═════ Given records

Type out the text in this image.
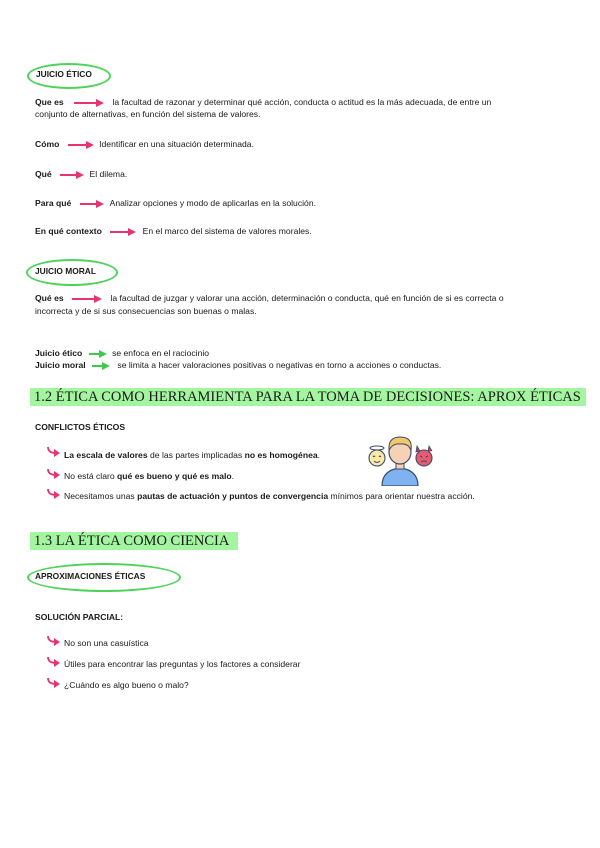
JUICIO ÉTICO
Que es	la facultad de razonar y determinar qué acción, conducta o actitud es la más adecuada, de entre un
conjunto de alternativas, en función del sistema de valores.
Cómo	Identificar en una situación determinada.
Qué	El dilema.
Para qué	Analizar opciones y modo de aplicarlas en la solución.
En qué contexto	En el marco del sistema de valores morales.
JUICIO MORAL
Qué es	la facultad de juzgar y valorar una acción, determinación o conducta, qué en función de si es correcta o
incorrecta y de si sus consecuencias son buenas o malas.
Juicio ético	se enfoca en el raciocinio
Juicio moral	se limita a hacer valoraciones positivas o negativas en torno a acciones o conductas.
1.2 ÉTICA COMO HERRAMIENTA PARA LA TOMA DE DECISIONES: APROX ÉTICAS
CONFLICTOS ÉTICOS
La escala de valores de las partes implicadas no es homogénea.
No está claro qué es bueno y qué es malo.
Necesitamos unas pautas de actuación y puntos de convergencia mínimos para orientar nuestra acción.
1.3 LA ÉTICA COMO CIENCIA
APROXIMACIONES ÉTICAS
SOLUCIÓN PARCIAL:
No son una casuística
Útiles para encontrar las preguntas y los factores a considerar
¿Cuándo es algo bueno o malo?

══════════

● **Job**
Each line of the data should be quoted exactly, with pictures left out.

● **Reply to the task**
Type out the text in this image.
JUICIO ÉTICO
Que es	la facultad de razonar y determinar qué acción, conducta o actitud es la más adecuada, de entre un
conjunto de alternativas, en función del sistema de valores.
Cómo	Identificar en una situación determinada.
Qué	El dilema.
Para qué	Analizar opciones y modo de aplicarlas en la solución.
En qué contexto	En el marco del sistema de valores morales.
JUICIO MORAL
Qué es	la facultad de juzgar y valorar una acción, determinación o conducta, qué en función de si es correcta o
incorrecta y de si sus consecuencias son buenas o malas.
Juicio ético	se enfoca en el raciocinio
Juicio moral	se limita a hacer valoraciones positivas o negativas en torno a acciones o conductas.
1.2 ÉTICA COMO HERRAMIENTA PARA LA TOMA DE DECISIONES: APROX ÉTICAS
CONFLICTOS ÉTICOS
La escala de valores de las partes implicadas no es homogénea.
No está claro qué es bueno y qué es malo.
Necesitamos unas pautas de actuación y puntos de convergencia mínimos para orientar nuestra acción.
1.3 LA ÉTICA COMO CIENCIA
APROXIMACIONES ÉTICAS
SOLUCIÓN PARCIAL:
No son una casuística
Útiles para encontrar las preguntas y los factores a considerar
¿Cuándo es algo bueno o malo?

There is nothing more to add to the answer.